— start Task data —

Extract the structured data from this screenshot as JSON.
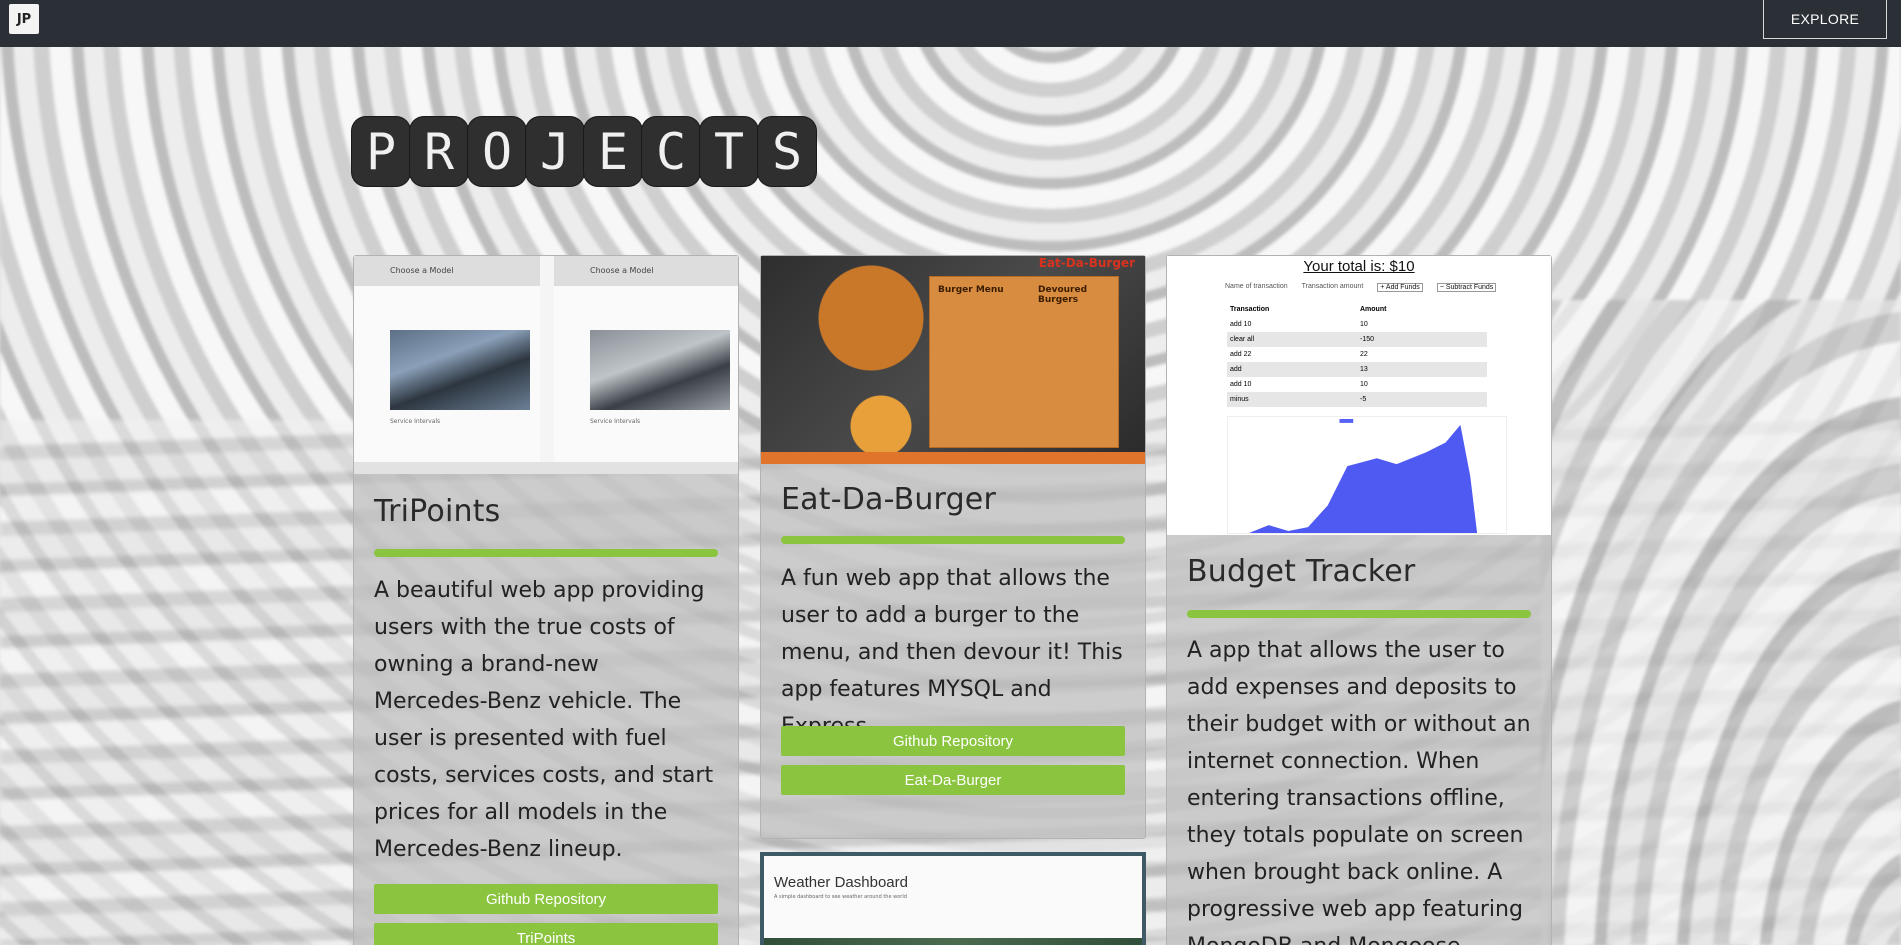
{
  "navbar": {
    "logo_text": "JP",
    "explore_label": "EXPLORE"
  },
  "page_title_letters": [
    "P",
    "R",
    "O",
    "J",
    "E",
    "C",
    "T",
    "S"
  ],
  "cards": {
    "tripoints": {
      "title": "TriPoints",
      "description": "A beautiful web app providing users with the true costs of owning a brand-new Mercedes-Benz vehicle. The user is presented with fuel costs, services costs, and start prices for all models in the Mercedes-Benz lineup.",
      "buttons": [
        "Github Repository",
        "TriPoints"
      ],
      "image": {
        "panel_label": "Choose a Model",
        "service_heading": "Service Intervals"
      }
    },
    "burger": {
      "title": "Eat-Da-Burger",
      "description": "A fun web app that allows the user to add a burger to the menu, and then devour it! This app features MYSQL and Express.",
      "buttons": [
        "Github Repository",
        "Eat-Da-Burger"
      ],
      "image": {
        "banner": "Eat-Da-Burger",
        "menu_title": "Burger Menu",
        "devoured_title": "Devoured Burgers"
      }
    },
    "budget": {
      "title": "Budget Tracker",
      "description": "A app that allows the user to add expenses and deposits to their budget with or without an internet connection. When entering transactions offline, they totals populate on screen when brought back online. A progressive web app featuring MongoDB and Mongoose.",
      "image": {
        "total": "Your total is: $10",
        "name_placeholder": "Name of transaction",
        "amount_placeholder": "Transaction amount",
        "add_funds": "+ Add Funds",
        "subtract_funds": "− Subtract Funds",
        "table_headers": [
          "Transaction",
          "Amount"
        ],
        "rows": [
          [
            "add 10",
            "10"
          ],
          [
            "clear all",
            "-150"
          ],
          [
            "add 22",
            "22"
          ],
          [
            "add",
            "13"
          ],
          [
            "add 10",
            "10"
          ],
          [
            "minus",
            "-5"
          ]
        ]
      }
    },
    "weather": {
      "title": "Weather Dashboard",
      "subtitle": "A simple dashboard to see weather around the world"
    }
  },
  "colors": {
    "navbar": "#2b2f36",
    "accent_green": "#8bc43f"
  }
}
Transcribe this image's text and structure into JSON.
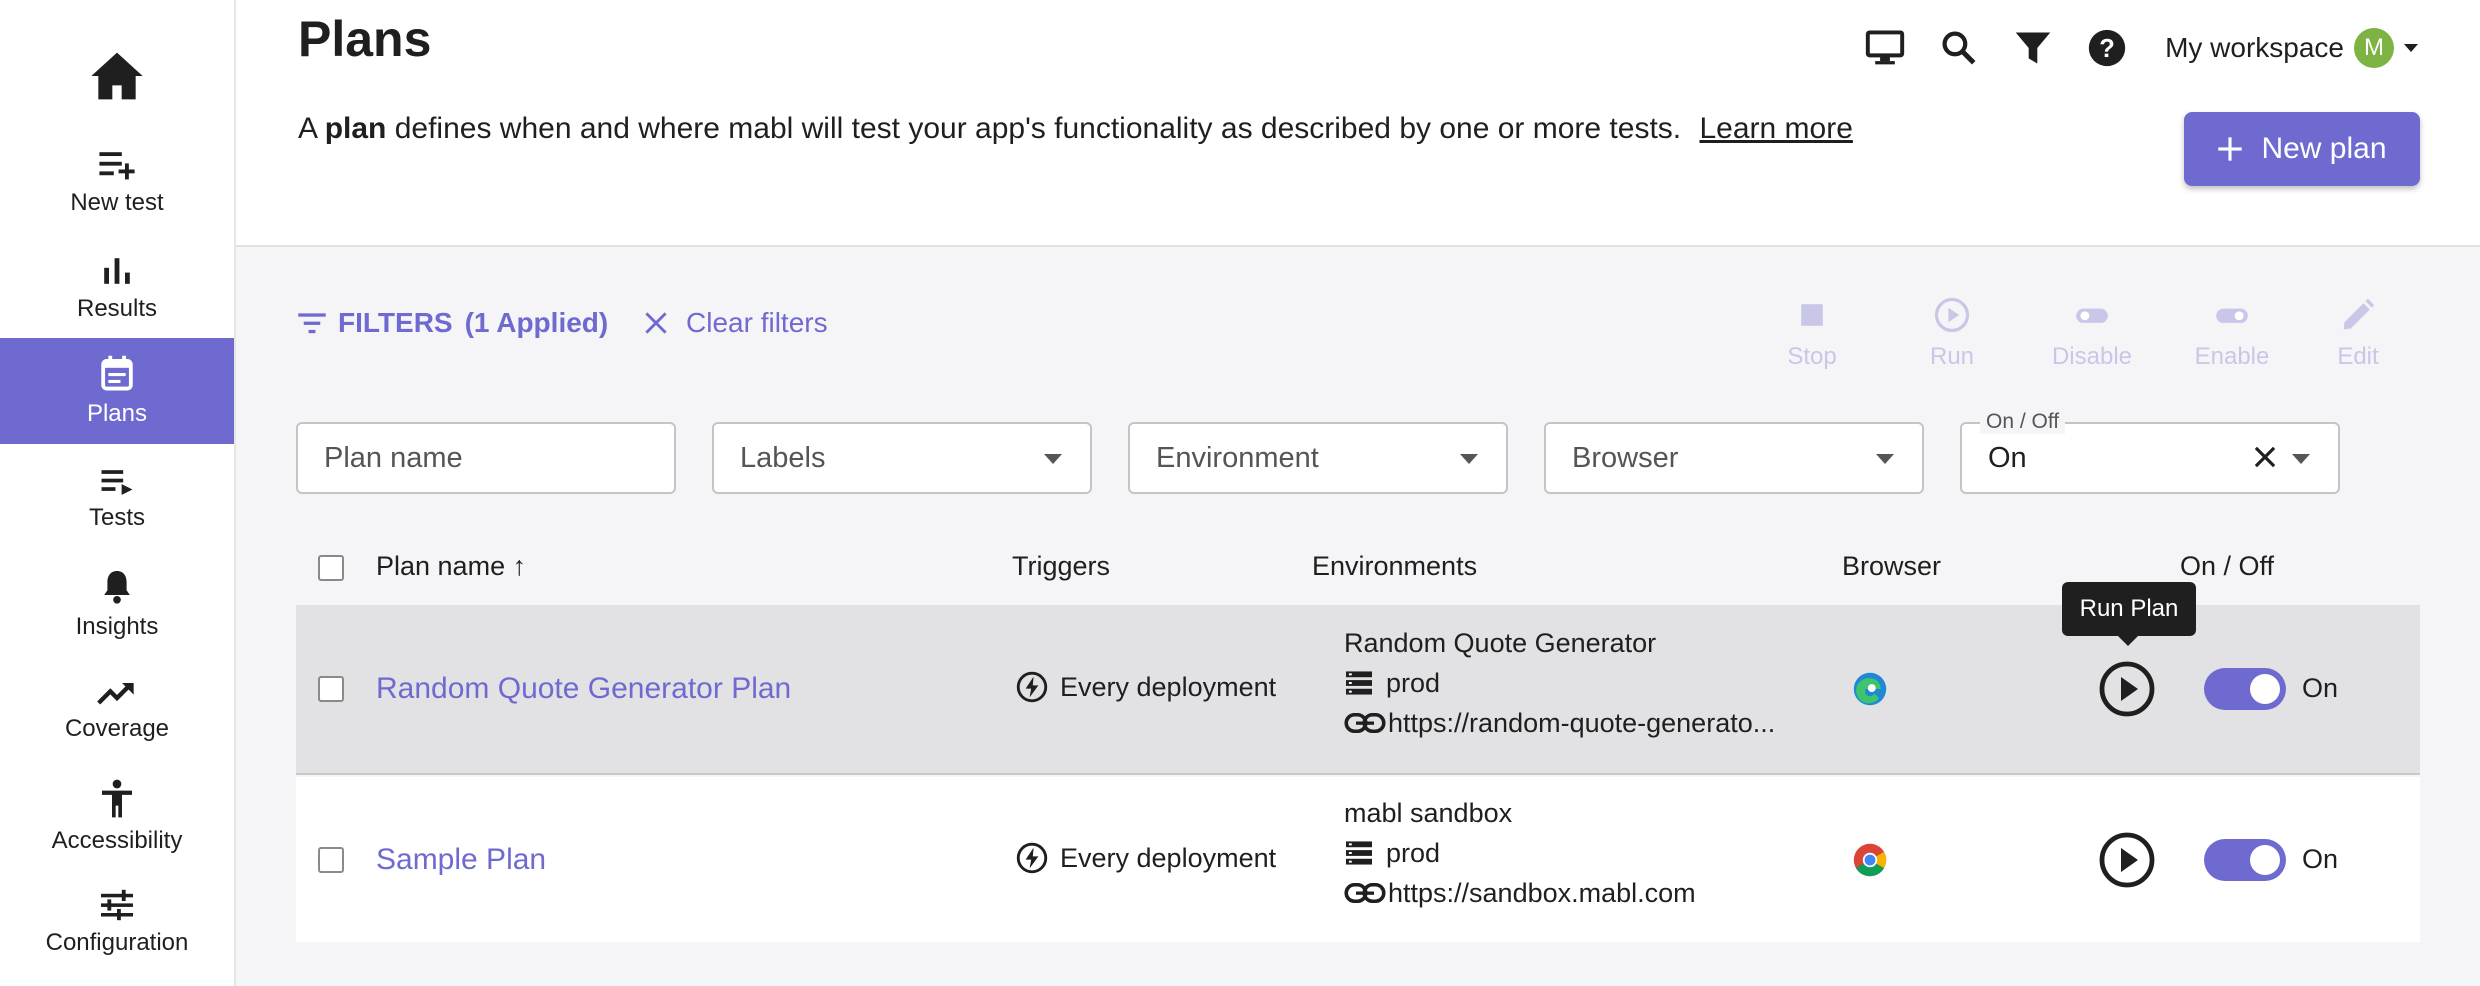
{
  "sidebar": {
    "home_icon": "home-icon",
    "items": [
      {
        "label": "New test",
        "icon": "playlist-add-icon"
      },
      {
        "label": "Results",
        "icon": "bar-chart-icon"
      },
      {
        "label": "Plans",
        "icon": "calendar-icon",
        "active": true
      },
      {
        "label": "Tests",
        "icon": "list-play-icon"
      },
      {
        "label": "Insights",
        "icon": "bell-icon"
      },
      {
        "label": "Coverage",
        "icon": "trending-up-icon"
      },
      {
        "label": "Accessibility",
        "icon": "accessibility-icon"
      },
      {
        "label": "Configuration",
        "icon": "sliders-icon"
      }
    ]
  },
  "header": {
    "title": "Plans",
    "desc_prefix": "A",
    "desc_bold": "plan",
    "desc_suffix": "defines when and where mabl will test your app's functionality as described by one or more tests.",
    "learn_more": "Learn more",
    "workspace": "My workspace",
    "avatar_initial": "M",
    "new_plan": "New plan"
  },
  "toolbar": {
    "filters_label": "FILTERS",
    "filters_count": "(1 Applied)",
    "clear_filters": "Clear filters",
    "actions": [
      "Stop",
      "Run",
      "Disable",
      "Enable",
      "Edit"
    ]
  },
  "filters": {
    "plan_name_placeholder": "Plan name",
    "labels_placeholder": "Labels",
    "environment_placeholder": "Environment",
    "browser_placeholder": "Browser",
    "onoff_label": "On / Off",
    "onoff_value": "On"
  },
  "table": {
    "columns": [
      "Plan name",
      "Triggers",
      "Environments",
      "Browser",
      "On / Off"
    ],
    "sort_indicator": "↑",
    "rows": [
      {
        "name": "Random Quote Generator Plan",
        "trigger": "Every deployment",
        "env_name": "Random Quote Generator",
        "env_db": "prod",
        "env_url": "https://random-quote-generato...",
        "browser": "edge-icon",
        "state": "On"
      },
      {
        "name": "Sample Plan",
        "trigger": "Every deployment",
        "env_name": "mabl sandbox",
        "env_db": "prod",
        "env_url": "https://sandbox.mabl.com",
        "browser": "chrome-icon",
        "state": "On"
      }
    ]
  },
  "tooltip": "Run Plan",
  "colors": {
    "accent": "#6f6ad0",
    "disabled": "#c9c7e8"
  }
}
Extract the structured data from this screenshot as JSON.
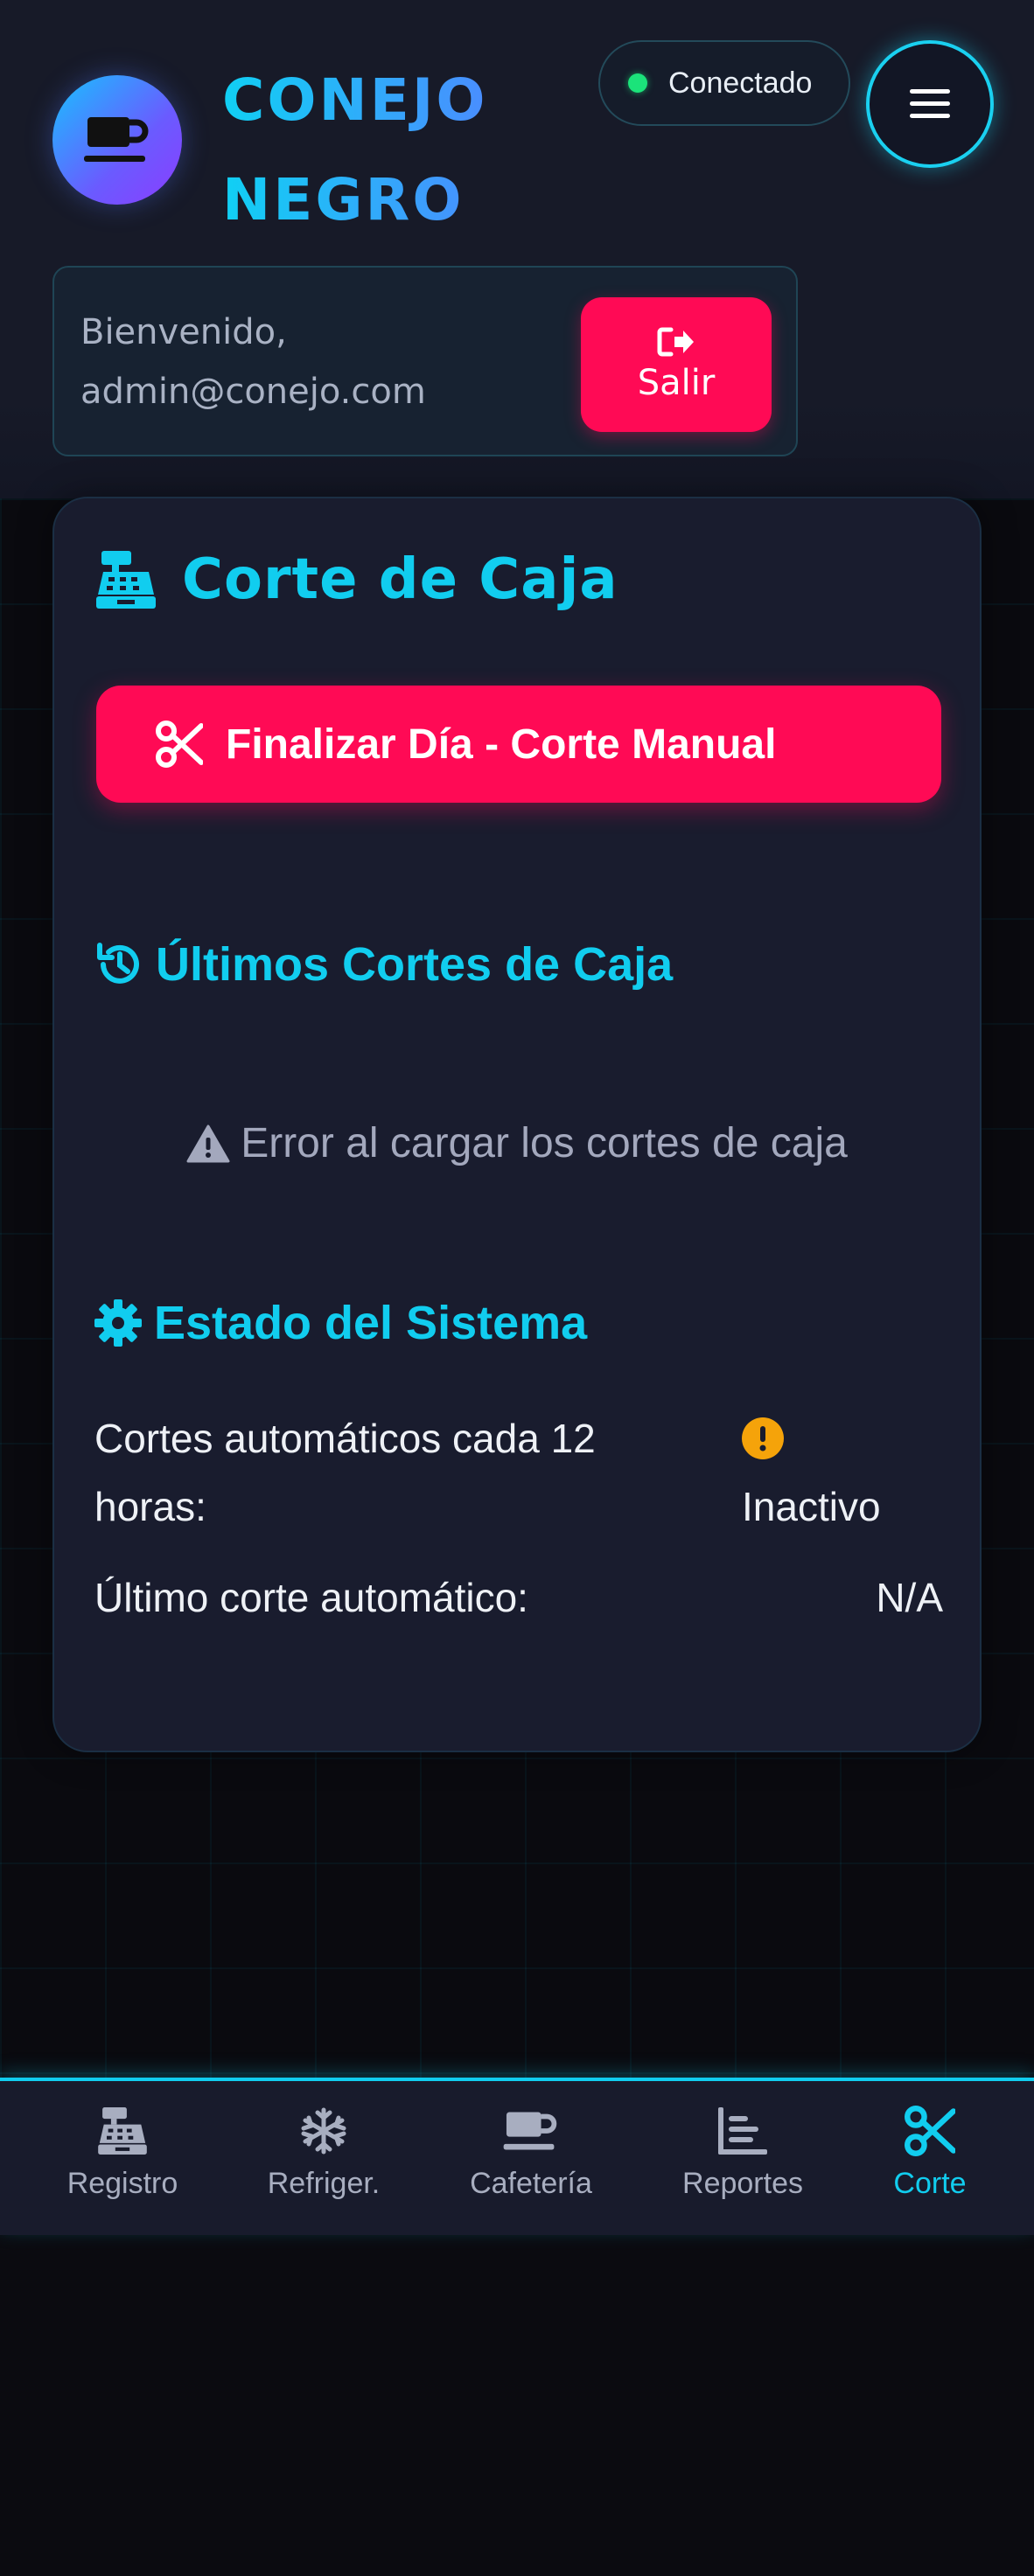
{
  "header": {
    "brand_line1": "CONEJO",
    "brand_line2": "NEGRO",
    "logo_icon": "coffee-cup-icon",
    "connection_status": "Conectado",
    "connection_color": "#1be37a",
    "menu_icon": "hamburger-menu-icon"
  },
  "user": {
    "welcome_line1": "Bienvenido,",
    "welcome_line2": "admin@conejo.com",
    "logout_label": "Salir",
    "logout_icon": "sign-out-icon"
  },
  "main": {
    "title": "Corte de Caja",
    "title_icon": "cash-register-icon",
    "finalize_label": "Finalizar Día - Corte Manual",
    "finalize_icon": "scissors-icon",
    "history_title": "Últimos Cortes de Caja",
    "history_icon": "history-icon",
    "history_error": "Error al cargar los cortes de caja",
    "history_error_icon": "warning-triangle-icon",
    "system_title": "Estado del Sistema",
    "system_icon": "gear-icon",
    "auto_label_line1": "Cortes automáticos cada 12",
    "auto_label_line2": "horas:",
    "auto_status": "Inactivo",
    "auto_status_icon": "exclamation-circle-icon",
    "last_auto_label": "Último corte automático:",
    "last_auto_value": "N/A"
  },
  "nav": {
    "items": [
      {
        "label": "Registro",
        "icon": "cash-register-icon",
        "active": false
      },
      {
        "label": "Refriger.",
        "icon": "snowflake-icon",
        "active": false
      },
      {
        "label": "Cafetería",
        "icon": "coffee-cup-icon",
        "active": false
      },
      {
        "label": "Reportes",
        "icon": "bar-chart-icon",
        "active": false
      },
      {
        "label": "Corte",
        "icon": "scissors-icon",
        "active": true
      }
    ]
  },
  "colors": {
    "accent": "#11cdef",
    "danger": "#ff0a55",
    "warning": "#f5a30a",
    "background": "#0b0b10",
    "card": "#191c2e"
  }
}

— end Task data —

▸ **Instructions to follow**
Looking at the data above, show all lines where the word "Generator" occurs.

▸ **Written reply**
        "name": "Random Quote Generator Plan",
        "env_name": "Random Quote Generator",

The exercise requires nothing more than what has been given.